Exercise materials:

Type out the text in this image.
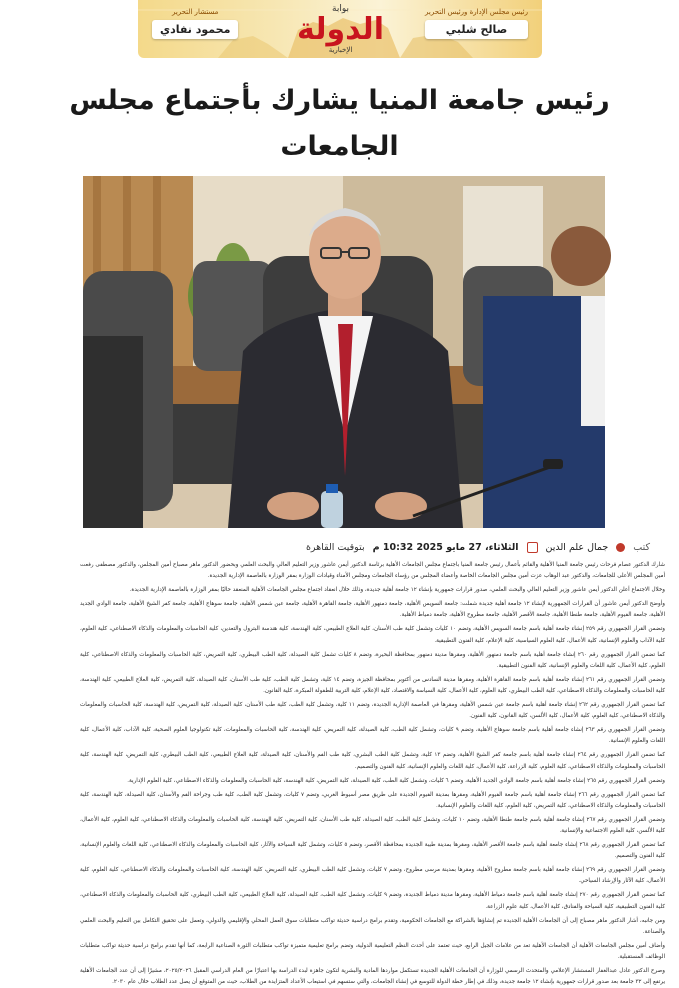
مستشار التحرير
محمود نفادي
بوابة
الدولة
الإخبارية
رئيس مجلس الإدارة ورئيس التحرير
صالح شلبي
رئيس جامعة المنيا يشارك بأجتماع مجلس الجامعات
كتب
جمال علم الدين
الثلاثاء، 27 مايو 2025 10:32 م
بتوقيت القاهرة

شارك الدكتور عصام فرحات رئيس جامعة المنيا الأهلية والقائم بأعمال رئيس جامعة المنيا باجتماع مجلس الجامعات الأهلية برئاسة الدكتور أيمن عاشور وزير التعليم العالي والبحث العلمي وبحضور الدكتور ماهر مصباح أمين المجلس، والدكتور مصطفى رفعت أمين المجلس الأعلى للجامعات، والدكتور عبد الوهاب عزت أمين مجلس الجامعات الخاصة وأعضاء المجلس من رؤساء الجامعات ومجلس الأمناء وقيادات الوزارة بمقر الوزارة بالعاصمة الإدارية الجديدة.

وخلال الاجتماع أعلن الدكتور أيمن عاشور وزير التعليم العالي والبحث العلمي، صدور قرارات جمهورية بإنشاء ١٢ جامعة أهلية جديدة، وذلك خلال انعقاد اجتماع مجلس الجامعات الأهلية المنعقد حاليًا بمقر الوزارة بالعاصمة الإدارية الجديدة.

وأوضح الدكتور أيمن عاشور أن القرارات الجمهورية لإنشاء ١٢ جامعة أهلية جديدة شملت: جامعة السويس الأهلية، جامعة دمنهور الأهلية، جامعة القاهرة الأهلية، جامعة عين شمس الأهلية، جامعة سوهاج الأهلية، جامعة كفر الشيخ الأهلية، جامعة الوادي الجديد الأهلية، جامعة الفيوم الأهلية، جامعة طنطا الأهلية، جامعة الأقصر الأهلية، جامعة مطروح الأهلية، جامعة دمياط الأهلية.

وتضمن القرار الجمهوري رقم ٢٥٩ إنشاء جامعة أهلية باسم جامعة السويس الأهلية، وتضم ١٠ كليات وتشمل كلية طب الأسنان، كلية العلاج الطبيعي، كلية الهندسة، كلية هندسة البترول والتعدين، كلية الحاسبات والمعلومات والذكاء الاصطناعي، كلية العلوم، كلية الآداب والعلوم الإنسانية، كلية الأعمال، كلية العلوم السياسية، كلية الإعلام، كلية الفنون التطبيقية.

كما تضمن القرار الجمهوري رقم ٢٦٠ إنشاء جامعة أهلية باسم جامعة دمنهور الأهلية، ومقرها مدينة دمنهور بمحافظة البحيرة، وتضم ٨ كليات تشمل كلية الصيدلة، كلية الطب البيطري، كلية التمريض، كلية الحاسبات والمعلومات والذكاء الاصطناعي، كلية العلوم، كلية الأعمال، كلية اللغات والعلوم الإنسانية، كلية الفنون التطبيقية.

وتضمن القرار الجمهوري رقم ٢٦١ إنشاء جامعة أهلية باسم جامعة القاهرة الأهلية، ومقرها مدينة السادس من أكتوبر بمحافظة الجيزة، وتضم ١٤ كلية، وتشمل كلية الطب، كلية طب الأسنان، كلية الصيدلة، كلية التمريض، كلية العلاج الطبيعي، كلية الهندسة، كلية الحاسبات والمعلومات والذكاء الاصطناعي، كلية الطب البيطري، كلية العلوم، كلية الأعمال، كلية السياسة والاقتصاد، كلية الإعلام، كلية التربية للطفولة المبكرة، كلية القانون.

كما تضمن القرار الجمهوري رقم ٢٦٢ إنشاء جامعة أهلية باسم جامعة عين شمس الأهلية، ومقرها في العاصمة الإدارية الجديدة، وتضم ١١ كلية، وتشمل كلية الطب، كلية طب الأسنان، كلية الصيدلة، كلية التمريض، كلية الهندسة، كلية الحاسبات والمعلومات والذكاء الاصطناعي، كلية العلوم، كلية الأعمال، كلية الألسن، كلية القانون، كلية الفنون.

وتضمن القرار الجمهوري رقم ٢٦٣ إنشاء جامعة أهلية باسم جامعة سوهاج الأهلية، وتضم ٩ كليات، وتشمل كلية الطب، كلية الصيدلة، كلية التمريض، كلية الهندسة، كلية الحاسبات والمعلومات، كلية تكنولوجيا العلوم الصحية، كلية الآداب، كلية الأعمال، كلية اللغات والعلوم الإنسانية.

كما تضمن القرار الجمهوري رقم ٢٦٤ إنشاء جامعة أهلية باسم جامعة كفر الشيخ الأهلية، وتضم ١٣ كلية، وتشمل كلية الطب البشري، كلية طب الفم والأسنان، كلية الصيدلة، كلية العلاج الطبيعي، كلية الطب البيطري، كلية التمريض، كلية الهندسة، كلية الحاسبات والمعلومات والذكاء الاصطناعي، كلية العلوم، كلية الزراعة، كلية الأعمال، كلية اللغات والعلوم الإنسانية، كلية الفنون والتصميم.

وتضمن القرار الجمهوري رقم ٢٦٥ إنشاء جامعة أهلية باسم جامعة الوادي الجديد الأهلية، وتضم ٦ كليات، وتشمل كلية الطب، كلية الصيدلة، كلية التمريض، كلية الهندسة، كلية الحاسبات والمعلومات والذكاء الاصطناعي، كلية العلوم الإدارية.

كما تضمن القرار الجمهوري رقم ٢٦٦ إنشاء جامعة أهلية باسم جامعة الفيوم الأهلية، ومقرها بمدينة الفيوم الجديدة على طريق مصر أسيوط الغربي، وتضم ٧ كليات، وتشمل كلية الطب، كلية طب وجراحة الفم والأسنان، كلية الصيدلة، كلية الهندسة، كلية الحاسبات والمعلومات والذكاء الاصطناعي، كلية التمريض، كلية العلوم، كلية اللغات والعلوم الإنسانية.

وتضمن القرار الجمهوري رقم ٢٦٧ إنشاء جامعة أهلية باسم جامعة طنطا الأهلية، وتضم ١٠ كليات، وتشمل كلية الطب، كلية الصيدلة، كلية طب الأسنان، كلية التمريض، كلية الهندسة، كلية الحاسبات والمعلومات والذكاء الاصطناعي، كلية العلوم، كلية الأعمال، كلية الألسن، كلية العلوم الاجتماعية والإنسانية.

كما تضمن القرار الجمهوري رقم ٢٦٨ إنشاء جامعة أهلية باسم جامعة الأقصر الأهلية، ومقرها بمدينة طيبة الجديدة بمحافظة الأقصر، وتضم ٥ كليات، وتشمل كلية السياحة والآثار، كلية الحاسبات والمعلومات والذكاء الاصطناعي، كلية اللغات والعلوم الإنسانية، كلية الفنون والتصميم.

وتضمن القرار الجمهوري رقم ٢٦٩ إنشاء جامعة أهلية باسم جامعة مطروح الأهلية، ومقرها بمدينة مرسى مطروح، وتضم ٧ كليات، وتشمل كلية الطب البيطري، كلية التمريض، كلية الهندسة، كلية الحاسبات والمعلومات والذكاء الاصطناعي، كلية العلوم، كلية الأعمال، كلية الآثار والإرشاد السياحي.

كما تضمن القرار الجمهوري رقم ٢٧٠ إنشاء جامعة أهلية باسم جامعة دمياط الأهلية، ومقرها مدينة دمياط الجديدة، وتضم ٩ كليات، وتشمل كلية الطب، كلية الصيدلة، كلية العلاج الطبيعي، كلية الطب البيطري، كلية الحاسبات والمعلومات والذكاء الاصطناعي، كلية الفنون التطبيقية، كلية السياحة والفنادق، كلية الأعمال، كلية علوم الزراعة.

ومن جانبه، أشار الدكتور ماهر مصباح إلى أن الجامعات الأهلية الجديدة تم إنشاؤها بالشراكة مع الجامعات الحكومية، وتقدم برامج دراسية حديثة تواكب متطلبات سوق العمل المحلي والإقليمي والدولي، وتعمل على تحقيق التكامل بين التعليم والبحث العلمي والصناعة.

وأضاف أمين مجلس الجامعات الأهلية أن الجامعات الأهلية تعد من علامات الجيل الرابع، حيث تعتمد على أحدث النظم التعليمية الدولية، وتضم برامج تعليمية متميزة تواكب متطلبات الثورة الصناعية الرابعة، كما أنها تقدم برامج دراسية حديثة تواكب متطلبات الوظائف المستقبلية.

وصرح الدكتور عادل عبدالغفار المستشار الإعلامي والمتحدث الرسمي للوزارة أن الجامعات الأهلية الجديدة تستكمل مواردها المادية والبشرية لتكون جاهزة لبدء الدراسة بها اعتبارًا من العام الدراسي المقبل ٢٠٢٥/٢٠٢٦، مشيرًا إلى أن عدد الجامعات الأهلية يرتفع إلى ٣٢ جامعة بعد صدور قرارات جمهورية بإنشاء ١٢ جامعة جديدة، وذلك في إطار خطة الدولة للتوسع في إنشاء الجامعات، والتي ستسهم في استيعاب الأعداد المتزايدة من الطلاب، حيث من المتوقع أن يصل عدد الطلاب خلال عام ٢٠٣٠.
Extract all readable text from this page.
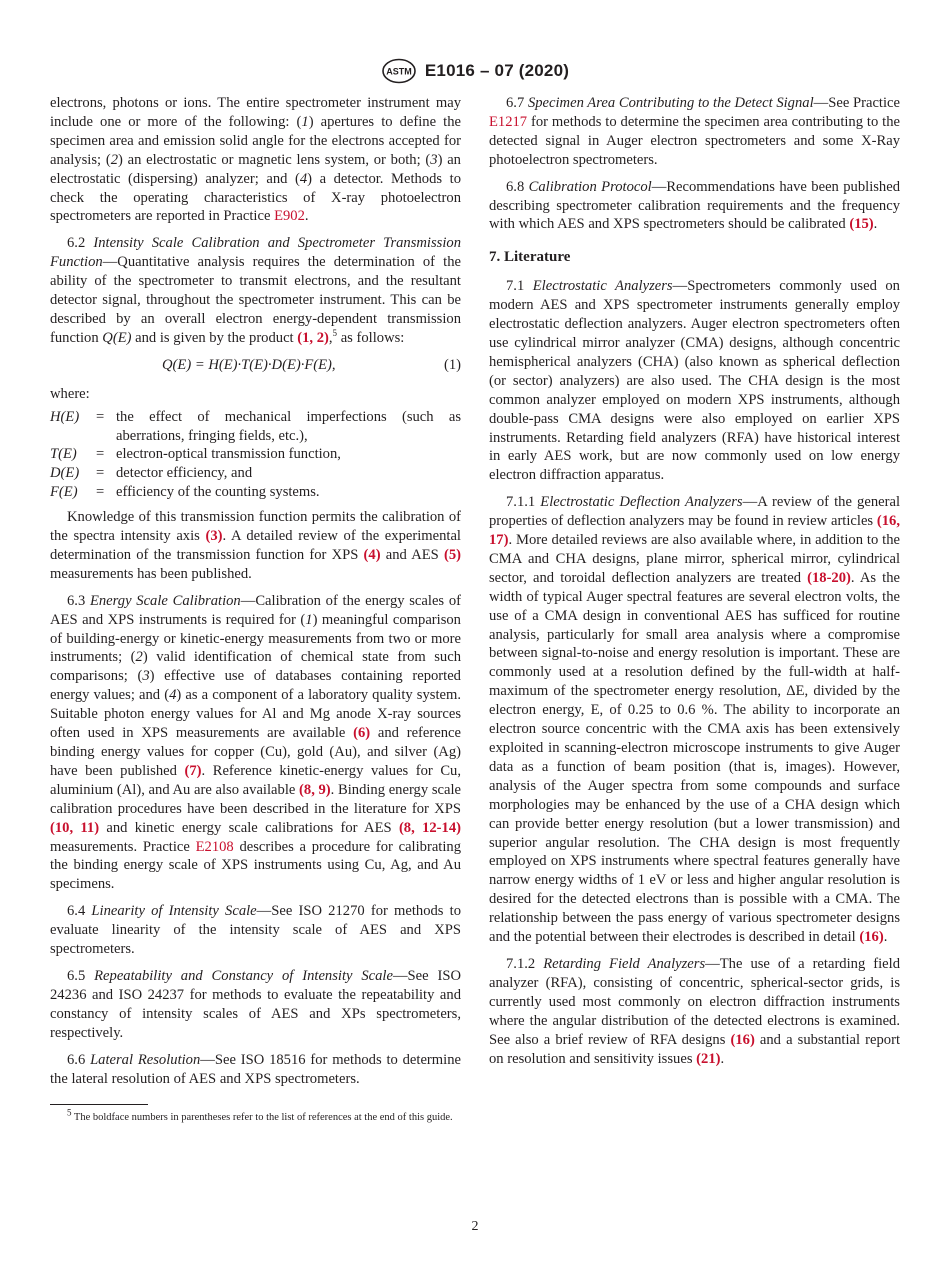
ASTM E1016 – 07 (2020)

electrons, photons or ions. The entire spectrometer instrument may include one or more of the following: (1) apertures to define the specimen area and emission solid angle for the electrons accepted for analysis; (2) an electrostatic or magnetic lens system, or both; (3) an electrostatic (dispersing) analyzer; and (4) a detector. Methods to check the operating characteristics of X-ray photoelectron spectrometers are reported in Practice E902.

6.2 Intensity Scale Calibration and Spectrometer Transmission Function—Quantitative analysis requires the determination of the ability of the spectrometer to transmit electrons, and the resultant detector signal, throughout the spectrometer instrument. This can be described by an overall electron energy-dependent transmission function Q(E) and is given by the product (1, 2),$^5$ as follows:

Q(E) = H(E)·T(E)·D(E)·F(E),	(1)

where:

H(E)	= the effect of mechanical imperfections (such as aberrations, fringing fields, etc.),
T(E)	= electron-optical transmission function,
D(E)	= detector efficiency, and
F(E)	= efficiency of the counting systems.

Knowledge of this transmission function permits the calibration of the spectra intensity axis (3). A detailed review of the experimental determination of the transmission function for XPS (4) and AES (5) measurements has been published.

6.3 Energy Scale Calibration—Calibration of the energy scales of AES and XPS instruments is required for (1) meaningful comparison of building-energy or kinetic-energy measurements from two or more instruments; (2) valid identification of chemical state from such comparisons; (3) effective use of databases containing reported energy values; and (4) as a component of a laboratory quality system. Suitable photon energy values for Al and Mg anode X-ray sources often used in XPS measurements are available (6) and reference binding energy values for copper (Cu), gold (Au), and silver (Ag) have been published (7). Reference kinetic-energy values for Cu, aluminium (Al), and Au are also available (8, 9). Binding energy scale calibration procedures have been described in the literature for XPS (10, 11) and kinetic energy scale calibrations for AES (8, 12-14) measurements. Practice E2108 describes a procedure for calibrating the binding energy scale of XPS instruments using Cu, Ag, and Au specimens.

6.4 Linearity of Intensity Scale—See ISO 21270 for methods to evaluate linearity of the intensity scale of AES and XPS spectrometers.

6.5 Repeatability and Constancy of Intensity Scale—See ISO 24236 and ISO 24237 for methods to evaluate the repeatability and constancy of intensity scales of AES and XPs spectrometers, respectively.

6.6 Lateral Resolution—See ISO 18516 for methods to determine the lateral resolution of AES and XPS spectrometers.

$^5$ The boldface numbers in parentheses refer to the list of references at the end of this guide.

6.7 Specimen Area Contributing to the Detect Signal—See Practice E1217 for methods to determine the specimen area contributing to the detected signal in Auger electron spectrometers and some X-Ray photoelectron spectrometers.

6.8 Calibration Protocol—Recommendations have been published describing spectrometer calibration requirements and the frequency with which AES and XPS spectrometers should be calibrated (15).

7. Literature

7.1 Electrostatic Analyzers—Spectrometers commonly used on modern AES and XPS spectrometer instruments generally employ electrostatic deflection analyzers. Auger electron spectrometers often use cylindrical mirror analyzer (CMA) designs, although concentric hemispherical analyzers (CHA) (also known as spherical deflection (or sector) analyzers) are also used. The CHA design is the most common analyzer employed on modern XPS instruments, although double-pass CMA designs were also employed on earlier XPS instruments. Retarding field analyzers (RFA) have historical interest in early AES work, but are now commonly used on low energy electron diffraction apparatus.

7.1.1 Electrostatic Deflection Analyzers—A review of the general properties of deflection analyzers may be found in review articles (16, 17). More detailed reviews are also available where, in addition to the CMA and CHA designs, plane mirror, spherical mirror, cylindrical sector, and toroidal deflection analyzers are treated (18-20). As the width of typical Auger spectral features are several electron volts, the use of a CMA design in conventional AES has sufficed for routine analysis, particularly for small area analysis where a compromise between signal-to-noise and energy resolution is important. These are commonly used at a resolution defined by the full-width at half-maximum of the spectrometer energy resolution, ΔE, divided by the electron energy, E, of 0.25 to 0.6 %. The ability to incorporate an electron source concentric with the CMA axis has been extensively exploited in scanning-electron microscope instruments to give Auger data as a function of beam position (that is, images). However, analysis of the Auger spectra from some compounds and surface morphologies may be enhanced by the use of a CHA design which can provide better energy resolution (but a lower transmission) and superior angular resolution. The CHA design is most frequently employed on XPS instruments where spectral features generally have narrow energy widths of 1 eV or less and higher angular resolution is desired for the detected electrons than is possible with a CMA. The relationship between the pass energy of various spectrometer designs and the potential between their electrodes is described in detail (16).

7.1.2 Retarding Field Analyzers—The use of a retarding field analyzer (RFA), consisting of concentric, spherical-sector grids, is currently used most commonly on electron diffraction instruments where the angular distribution of the detected electrons is examined. See also a brief review of RFA designs (16) and a substantial report on resolution and sensitivity issues (21).

2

What you will do: Which lines hold the word "حديثة"? Return all of them from the records above.

Answer for the task:
ومن جانبه، أشار الدكتور ماهر مصباح إلى أن الجامعات الأهلية الجديدة تم إنشاؤها بالشراكة مع الجامعات الحكومية، وتقدم برامج دراسية حديثة تواكب متطلبات سوق العمل المحلي والإقليمي والدولي، وتعمل على تحقيق التكامل بين التعليم والبحث العلمي والصناعة.
وأضاف أمين مجلس الجامعات الأهلية أن الجامعات الأهلية تعد من علامات الجيل الرابع، حيث تعتمد على أحدث النظم التعليمية الدولية، وتضم برامج تعليمية متميزة تواكب متطلبات الثورة الصناعية الرابعة، كما أنها تقدم برامج دراسية حديثة تواكب متطلبات الوظائف المستقبلية.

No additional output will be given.